* [What this task involves]
Write out each record again exactly as it stands.
--
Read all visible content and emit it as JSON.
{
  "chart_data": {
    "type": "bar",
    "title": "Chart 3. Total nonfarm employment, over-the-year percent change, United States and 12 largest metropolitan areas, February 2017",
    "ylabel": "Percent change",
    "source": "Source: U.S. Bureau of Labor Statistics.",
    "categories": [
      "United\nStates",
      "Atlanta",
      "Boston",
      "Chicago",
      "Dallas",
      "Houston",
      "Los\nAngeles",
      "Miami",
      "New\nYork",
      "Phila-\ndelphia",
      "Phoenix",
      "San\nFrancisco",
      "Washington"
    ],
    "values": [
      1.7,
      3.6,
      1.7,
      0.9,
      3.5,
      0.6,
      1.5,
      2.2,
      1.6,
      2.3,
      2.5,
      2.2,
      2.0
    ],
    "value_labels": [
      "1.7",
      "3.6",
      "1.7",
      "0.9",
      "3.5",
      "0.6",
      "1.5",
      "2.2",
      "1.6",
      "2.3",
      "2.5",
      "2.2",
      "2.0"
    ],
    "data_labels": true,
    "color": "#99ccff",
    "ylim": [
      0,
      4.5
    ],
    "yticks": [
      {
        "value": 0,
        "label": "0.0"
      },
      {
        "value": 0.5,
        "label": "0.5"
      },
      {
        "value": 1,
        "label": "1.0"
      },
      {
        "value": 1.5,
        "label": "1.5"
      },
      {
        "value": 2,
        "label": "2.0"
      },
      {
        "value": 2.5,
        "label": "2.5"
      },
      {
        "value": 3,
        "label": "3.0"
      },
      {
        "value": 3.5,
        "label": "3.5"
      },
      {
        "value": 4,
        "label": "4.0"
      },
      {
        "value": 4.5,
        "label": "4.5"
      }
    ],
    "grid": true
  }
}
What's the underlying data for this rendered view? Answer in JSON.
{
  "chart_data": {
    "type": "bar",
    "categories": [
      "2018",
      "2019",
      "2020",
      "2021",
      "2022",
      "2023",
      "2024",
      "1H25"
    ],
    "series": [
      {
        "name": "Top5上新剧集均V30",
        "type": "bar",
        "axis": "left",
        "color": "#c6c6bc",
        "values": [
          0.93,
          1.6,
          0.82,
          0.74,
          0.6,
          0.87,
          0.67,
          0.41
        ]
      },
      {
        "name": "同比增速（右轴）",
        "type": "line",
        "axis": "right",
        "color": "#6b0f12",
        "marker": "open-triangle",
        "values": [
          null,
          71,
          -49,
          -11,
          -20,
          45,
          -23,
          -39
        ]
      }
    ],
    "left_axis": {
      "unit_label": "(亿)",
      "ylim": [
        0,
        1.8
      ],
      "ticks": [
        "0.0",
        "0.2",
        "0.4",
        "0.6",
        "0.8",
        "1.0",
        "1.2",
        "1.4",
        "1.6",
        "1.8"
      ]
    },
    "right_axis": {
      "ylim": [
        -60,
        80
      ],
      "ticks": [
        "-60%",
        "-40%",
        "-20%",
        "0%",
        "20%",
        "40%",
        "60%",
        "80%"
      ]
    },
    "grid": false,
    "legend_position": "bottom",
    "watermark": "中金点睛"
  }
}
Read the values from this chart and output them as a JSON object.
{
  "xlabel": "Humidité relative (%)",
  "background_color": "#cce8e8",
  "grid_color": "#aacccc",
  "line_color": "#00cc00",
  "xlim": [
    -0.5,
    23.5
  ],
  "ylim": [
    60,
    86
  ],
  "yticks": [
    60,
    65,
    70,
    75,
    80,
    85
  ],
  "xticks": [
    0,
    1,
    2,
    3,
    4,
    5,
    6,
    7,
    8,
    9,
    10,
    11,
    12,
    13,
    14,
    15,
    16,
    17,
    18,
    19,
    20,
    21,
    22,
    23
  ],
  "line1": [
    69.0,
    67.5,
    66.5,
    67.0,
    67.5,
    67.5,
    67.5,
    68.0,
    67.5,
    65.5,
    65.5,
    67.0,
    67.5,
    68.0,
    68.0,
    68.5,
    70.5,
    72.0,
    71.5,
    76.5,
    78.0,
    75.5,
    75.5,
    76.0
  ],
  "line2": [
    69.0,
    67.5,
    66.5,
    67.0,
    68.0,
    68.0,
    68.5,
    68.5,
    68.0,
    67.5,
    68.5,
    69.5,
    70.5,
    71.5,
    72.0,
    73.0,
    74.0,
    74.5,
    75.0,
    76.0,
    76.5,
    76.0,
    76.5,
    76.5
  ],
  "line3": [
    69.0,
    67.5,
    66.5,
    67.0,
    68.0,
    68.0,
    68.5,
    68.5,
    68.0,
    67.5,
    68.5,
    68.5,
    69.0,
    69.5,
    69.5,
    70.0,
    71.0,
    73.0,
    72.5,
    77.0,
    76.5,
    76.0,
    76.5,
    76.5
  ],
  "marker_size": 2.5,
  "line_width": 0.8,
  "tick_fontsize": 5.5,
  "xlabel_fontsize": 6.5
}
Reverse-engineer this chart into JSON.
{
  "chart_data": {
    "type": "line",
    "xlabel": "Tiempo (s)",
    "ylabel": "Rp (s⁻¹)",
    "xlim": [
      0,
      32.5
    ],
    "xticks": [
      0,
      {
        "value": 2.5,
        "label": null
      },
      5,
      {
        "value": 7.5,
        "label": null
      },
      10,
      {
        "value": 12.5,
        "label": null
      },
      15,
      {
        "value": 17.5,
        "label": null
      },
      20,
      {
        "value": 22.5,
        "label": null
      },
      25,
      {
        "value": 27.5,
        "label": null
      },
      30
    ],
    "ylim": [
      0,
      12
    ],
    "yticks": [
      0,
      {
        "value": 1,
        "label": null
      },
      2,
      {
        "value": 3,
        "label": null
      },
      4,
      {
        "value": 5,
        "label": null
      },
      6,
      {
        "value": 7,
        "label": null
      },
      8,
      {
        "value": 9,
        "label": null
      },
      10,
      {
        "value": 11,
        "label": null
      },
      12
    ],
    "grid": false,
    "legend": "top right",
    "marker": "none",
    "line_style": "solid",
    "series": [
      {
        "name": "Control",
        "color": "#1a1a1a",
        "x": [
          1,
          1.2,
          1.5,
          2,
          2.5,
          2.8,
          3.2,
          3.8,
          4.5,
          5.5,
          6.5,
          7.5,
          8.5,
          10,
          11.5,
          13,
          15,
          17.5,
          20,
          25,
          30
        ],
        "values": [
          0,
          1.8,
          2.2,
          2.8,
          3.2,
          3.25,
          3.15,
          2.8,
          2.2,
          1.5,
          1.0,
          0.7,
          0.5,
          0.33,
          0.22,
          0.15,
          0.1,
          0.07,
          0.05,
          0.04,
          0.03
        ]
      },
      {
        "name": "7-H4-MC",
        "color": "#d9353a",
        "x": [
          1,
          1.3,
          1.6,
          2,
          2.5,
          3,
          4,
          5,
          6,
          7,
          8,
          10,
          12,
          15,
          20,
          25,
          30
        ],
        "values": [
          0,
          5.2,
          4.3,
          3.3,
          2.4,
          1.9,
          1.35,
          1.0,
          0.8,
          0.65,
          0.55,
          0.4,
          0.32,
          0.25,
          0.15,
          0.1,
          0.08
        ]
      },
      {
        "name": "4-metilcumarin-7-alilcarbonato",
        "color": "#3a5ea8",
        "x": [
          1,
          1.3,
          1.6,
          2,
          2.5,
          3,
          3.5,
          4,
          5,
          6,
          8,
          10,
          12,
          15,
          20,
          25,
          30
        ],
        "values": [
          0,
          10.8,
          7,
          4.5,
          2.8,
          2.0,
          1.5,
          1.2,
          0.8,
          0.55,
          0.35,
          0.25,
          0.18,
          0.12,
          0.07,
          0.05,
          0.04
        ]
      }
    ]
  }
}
--
* [Task answer]
Read all visible content and emit it as JSON.
{
  "chart_data": {
    "type": "bar",
    "title": "Chart 3. Total nonfarm employment, over-the-year percent change, United States and 12 largest metropolitan areas, February 2017",
    "ylabel": "Percent change",
    "source": "Source: U.S. Bureau of Labor Statistics.",
    "categories": [
      "United\nStates",
      "Atlanta",
      "Boston",
      "Chicago",
      "Dallas",
      "Houston",
      "Los\nAngeles",
      "Miami",
      "New\nYork",
      "Phila-\ndelphia",
      "Phoenix",
      "San\nFrancisco",
      "Washington"
    ],
    "values": [
      1.7,
      3.6,
      1.7,
      0.9,
      3.5,
      0.6,
      1.5,
      2.2,
      1.6,
      2.3,
      2.5,
      2.2,
      2.0
    ],
    "value_labels": [
      "1.7",
      "3.6",
      "1.7",
      "0.9",
      "3.5",
      "0.6",
      "1.5",
      "2.2",
      "1.6",
      "2.3",
      "2.5",
      "2.2",
      "2.0"
    ],
    "data_labels": true,
    "color": "#99ccff",
    "ylim": [
      0,
      4.5
    ],
    "yticks": [
      {
        "value": 0,
        "label": "0.0"
      },
      {
        "value": 0.5,
        "label": "0.5"
      },
      {
        "value": 1,
        "label": "1.0"
      },
      {
        "value": 1.5,
        "label": "1.5"
      },
      {
        "value": 2,
        "label": "2.0"
      },
      {
        "value": 2.5,
        "label": "2.5"
      },
      {
        "value": 3,
        "label": "3.0"
      },
      {
        "value": 3.5,
        "label": "3.5"
      },
      {
        "value": 4,
        "label": "4.0"
      },
      {
        "value": 4.5,
        "label": "4.5"
      }
    ],
    "grid": true
  }
}
What's the underlying data for this rendered view? Answer in JSON.
{
  "chart_data": {
    "type": "bar",
    "categories": [
      "2018",
      "2019",
      "2020",
      "2021",
      "2022",
      "2023",
      "2024",
      "1H25"
    ],
    "series": [
      {
        "name": "Top5上新剧集均V30",
        "type": "bar",
        "axis": "left",
        "color": "#c6c6bc",
        "values": [
          0.93,
          1.6,
          0.82,
          0.74,
          0.6,
          0.87,
          0.67,
          0.41
        ]
      },
      {
        "name": "同比增速（右轴）",
        "type": "line",
        "axis": "right",
        "color": "#6b0f12",
        "marker": "open-triangle",
        "values": [
          null,
          71,
          -49,
          -11,
          -20,
          45,
          -23,
          -39
        ]
      }
    ],
    "left_axis": {
      "unit_label": "(亿)",
      "ylim": [
        0,
        1.8
      ],
      "ticks": [
        "0.0",
        "0.2",
        "0.4",
        "0.6",
        "0.8",
        "1.0",
        "1.2",
        "1.4",
        "1.6",
        "1.8"
      ]
    },
    "right_axis": {
      "ylim": [
        -60,
        80
      ],
      "ticks": [
        "-60%",
        "-40%",
        "-20%",
        "0%",
        "20%",
        "40%",
        "60%",
        "80%"
      ]
    },
    "grid": false,
    "legend_position": "bottom",
    "watermark": "中金点睛"
  }
}
Read the values from this chart and output them as a JSON object.
{
  "xlabel": "Humidité relative (%)",
  "background_color": "#cce8e8",
  "grid_color": "#aacccc",
  "line_color": "#00cc00",
  "xlim": [
    -0.5,
    23.5
  ],
  "ylim": [
    60,
    86
  ],
  "yticks": [
    60,
    65,
    70,
    75,
    80,
    85
  ],
  "xticks": [
    0,
    1,
    2,
    3,
    4,
    5,
    6,
    7,
    8,
    9,
    10,
    11,
    12,
    13,
    14,
    15,
    16,
    17,
    18,
    19,
    20,
    21,
    22,
    23
  ],
  "line1": [
    69.0,
    67.5,
    66.5,
    67.0,
    67.5,
    67.5,
    67.5,
    68.0,
    67.5,
    65.5,
    65.5,
    67.0,
    67.5,
    68.0,
    68.0,
    68.5,
    70.5,
    72.0,
    71.5,
    76.5,
    78.0,
    75.5,
    75.5,
    76.0
  ],
  "line2": [
    69.0,
    67.5,
    66.5,
    67.0,
    68.0,
    68.0,
    68.5,
    68.5,
    68.0,
    67.5,
    68.5,
    69.5,
    70.5,
    71.5,
    72.0,
    73.0,
    74.0,
    74.5,
    75.0,
    76.0,
    76.5,
    76.0,
    76.5,
    76.5
  ],
  "line3": [
    69.0,
    67.5,
    66.5,
    67.0,
    68.0,
    68.0,
    68.5,
    68.5,
    68.0,
    67.5,
    68.5,
    68.5,
    69.0,
    69.5,
    69.5,
    70.0,
    71.0,
    73.0,
    72.5,
    77.0,
    76.5,
    76.0,
    76.5,
    76.5
  ],
  "marker_size": 2.5,
  "line_width": 0.8,
  "tick_fontsize": 5.5,
  "xlabel_fontsize": 6.5
}
Reverse-engineer this chart into JSON.
{
  "chart_data": {
    "type": "line",
    "xlabel": "Tiempo (s)",
    "ylabel": "Rp (s⁻¹)",
    "xlim": [
      0,
      32.5
    ],
    "xticks": [
      0,
      {
        "value": 2.5,
        "label": null
      },
      5,
      {
        "value": 7.5,
        "label": null
      },
      10,
      {
        "value": 12.5,
        "label": null
      },
      15,
      {
        "value": 17.5,
        "label": null
      },
      20,
      {
        "value": 22.5,
        "label": null
      },
      25,
      {
        "value": 27.5,
        "label": null
      },
      30
    ],
    "ylim": [
      0,
      12
    ],
    "yticks": [
      0,
      {
        "value": 1,
        "label": null
      },
      2,
      {
        "value": 3,
        "label": null
      },
      4,
      {
        "value": 5,
        "label": null
      },
      6,
      {
        "value": 7,
        "label": null
      },
      8,
      {
        "value": 9,
        "label": null
      },
      10,
      {
        "value": 11,
        "label": null
      },
      12
    ],
    "grid": false,
    "legend": "top right",
    "marker": "none",
    "line_style": "solid",
    "series": [
      {
        "name": "Control",
        "color": "#1a1a1a",
        "x": [
          1,
          1.2,
          1.5,
          2,
          2.5,
          2.8,
          3.2,
          3.8,
          4.5,
          5.5,
          6.5,
          7.5,
          8.5,
          10,
          11.5,
          13,
          15,
          17.5,
          20,
          25,
          30
        ],
        "values": [
          0,
          1.8,
          2.2,
          2.8,
          3.2,
          3.25,
          3.15,
          2.8,
          2.2,
          1.5,
          1.0,
          0.7,
          0.5,
          0.33,
          0.22,
          0.15,
          0.1,
          0.07,
          0.05,
          0.04,
          0.03
        ]
      },
      {
        "name": "7-H4-MC",
        "color": "#d9353a",
        "x": [
          1,
          1.3,
          1.6,
          2,
          2.5,
          3,
          4,
          5,
          6,
          7,
          8,
          10,
          12,
          15,
          20,
          25,
          30
        ],
        "values": [
          0,
          5.2,
          4.3,
          3.3,
          2.4,
          1.9,
          1.35,
          1.0,
          0.8,
          0.65,
          0.55,
          0.4,
          0.32,
          0.25,
          0.15,
          0.1,
          0.08
        ]
      },
      {
        "name": "4-metilcumarin-7-alilcarbonato",
        "color": "#3a5ea8",
        "x": [
          1,
          1.3,
          1.6,
          2,
          2.5,
          3,
          3.5,
          4,
          5,
          6,
          8,
          10,
          12,
          15,
          20,
          25,
          30
        ],
        "values": [
          0,
          10.8,
          7,
          4.5,
          2.8,
          2.0,
          1.5,
          1.2,
          0.8,
          0.55,
          0.35,
          0.25,
          0.18,
          0.12,
          0.07,
          0.05,
          0.04
        ]
      }
    ]
  }
}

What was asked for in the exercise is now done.